> _Exercise brief_: List every line in this data where the string "symbol" occurs.

> _Extracted records_:
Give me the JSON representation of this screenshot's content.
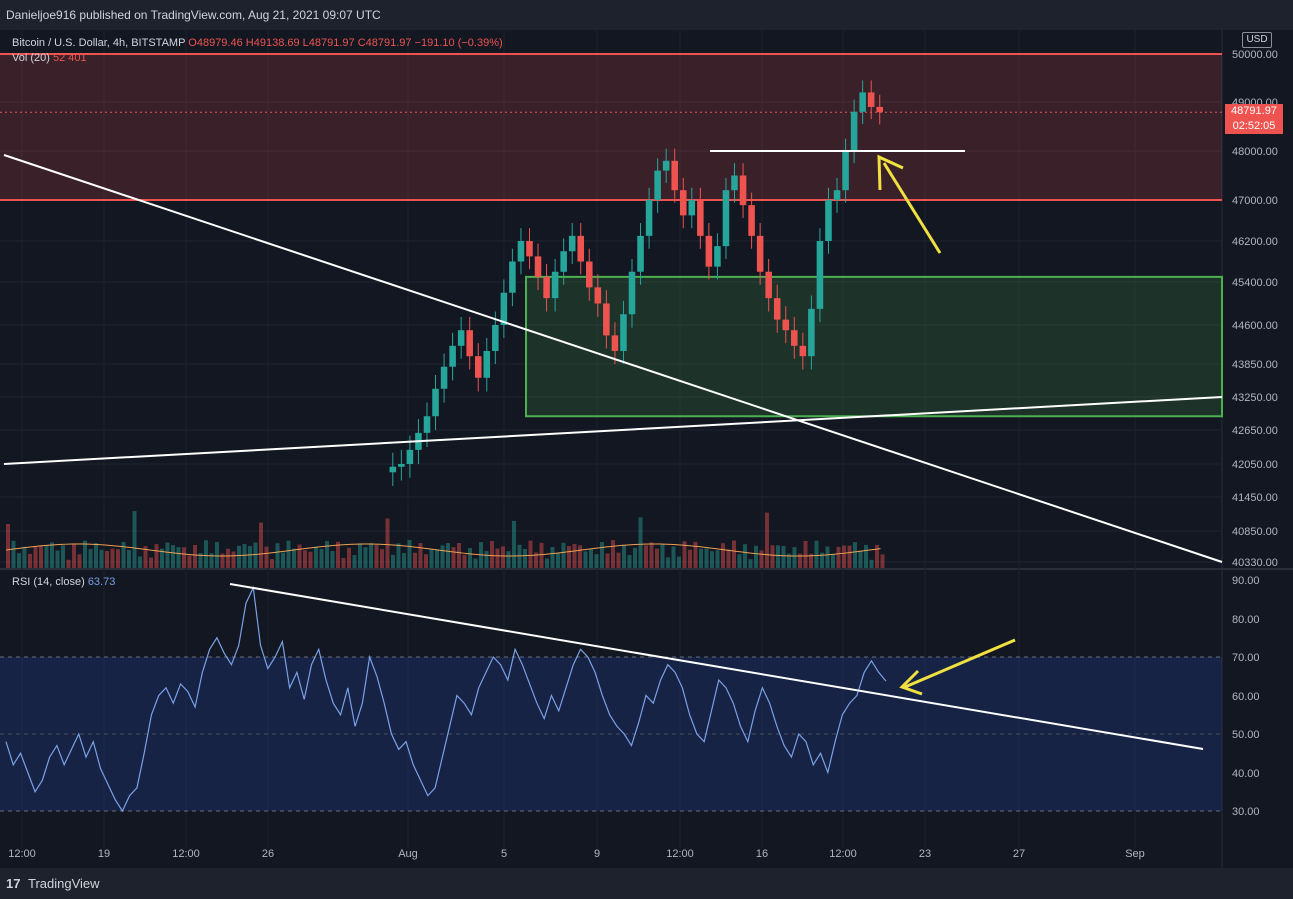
{
  "header": {
    "publisher": "Danieljoe916 published on TradingView.com, Aug 21, 2021 09:07 UTC"
  },
  "legend": {
    "symbol": "Bitcoin / U.S. Dollar, 4h, BITSTAMP",
    "ohlc": "O48979.46  H49138.69  L48791.97  C48791.97  −191.10 (−0.39%)",
    "vol_label": "Vol (20)",
    "vol_values": "52  401",
    "rsi_label": "RSI (14, close)",
    "rsi_value": "63.73"
  },
  "currency": "USD",
  "last_price": {
    "price": "48791.97",
    "countdown": "02:52:05"
  },
  "footer": {
    "brand": "TradingView",
    "logo_icon": "tradingview-logo-icon"
  },
  "colors": {
    "up": "#26a69a",
    "down": "#ef5350",
    "resistance_zone": "#ef5350",
    "support_zone": "#4caf50",
    "rsi_line": "#7aa0e6",
    "arrow": "#f0e040",
    "trendline": "#ffffff"
  },
  "chart_data": [
    {
      "type": "candlestick",
      "symbol": "BTCUSD",
      "interval": "4h",
      "price_axis_ticks": [
        "50000.00",
        "49000.00",
        "48000.00",
        "47000.00",
        "46200.00",
        "45400.00",
        "44600.00",
        "43850.00",
        "43250.00",
        "42650.00",
        "42050.00",
        "41450.00",
        "40850.00",
        "40330.00"
      ],
      "x_tick_labels": [
        "12:00",
        "19",
        "12:00",
        "26",
        "Aug",
        "5",
        "9",
        "12:00",
        "16",
        "12:00",
        "23",
        "27",
        "Sep"
      ],
      "zones": [
        {
          "name": "resistance",
          "from": 47000,
          "to": 50000,
          "color": "#ef5350"
        },
        {
          "name": "support",
          "from": 42900,
          "to": 45500,
          "color": "#4caf50"
        }
      ],
      "horizontal_levels": [
        48000
      ],
      "grid": true,
      "close_series_approx": [
        41900,
        42000,
        42050,
        42300,
        42600,
        42900,
        43400,
        43800,
        44200,
        44500,
        44000,
        43600,
        44100,
        44600,
        45200,
        45800,
        46200,
        45900,
        45500,
        45100,
        45600,
        46000,
        46300,
        45800,
        45300,
        45000,
        44400,
        44100,
        44800,
        45600,
        46300,
        47000,
        47600,
        47800,
        47200,
        46700,
        47000,
        46300,
        45700,
        46100,
        47200,
        47500,
        46900,
        46300,
        45600,
        45100,
        44700,
        44500,
        44200,
        44000,
        44900,
        46200,
        47000,
        47200,
        48000,
        48800,
        49200,
        48900,
        48792
      ]
    },
    {
      "type": "line",
      "name": "RSI (14, close)",
      "ylim": [
        25,
        92
      ],
      "y_ticks": [
        "90.00",
        "80.00",
        "70.00",
        "60.00",
        "50.00",
        "40.00",
        "30.00"
      ],
      "bands": [
        30,
        70
      ],
      "values": [
        48,
        42,
        45,
        40,
        35,
        38,
        44,
        47,
        42,
        46,
        50,
        44,
        48,
        41,
        37,
        33,
        30,
        34,
        36,
        45,
        55,
        60,
        62,
        58,
        63,
        61,
        57,
        66,
        72,
        75,
        71,
        68,
        73,
        84,
        88,
        73,
        67,
        70,
        74,
        62,
        66,
        59,
        68,
        72,
        64,
        58,
        55,
        62,
        52,
        58,
        70,
        65,
        58,
        50,
        46,
        48,
        42,
        38,
        34,
        36,
        44,
        52,
        60,
        58,
        55,
        62,
        66,
        70,
        68,
        64,
        72,
        68,
        63,
        58,
        54,
        60,
        56,
        62,
        68,
        72,
        70,
        66,
        60,
        55,
        52,
        50,
        47,
        53,
        60,
        58,
        64,
        68,
        66,
        62,
        55,
        50,
        48,
        56,
        64,
        62,
        58,
        52,
        48,
        56,
        62,
        58,
        52,
        47,
        44,
        50,
        48,
        42,
        45,
        40,
        48,
        55,
        58,
        60,
        66,
        69,
        66,
        63.73
      ]
    }
  ]
}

> _Response to this exercise_:
    "symbol": "Bitcoin / U.S. Dollar, 4h, BITSTAMP",
      "symbol": "BTCUSD",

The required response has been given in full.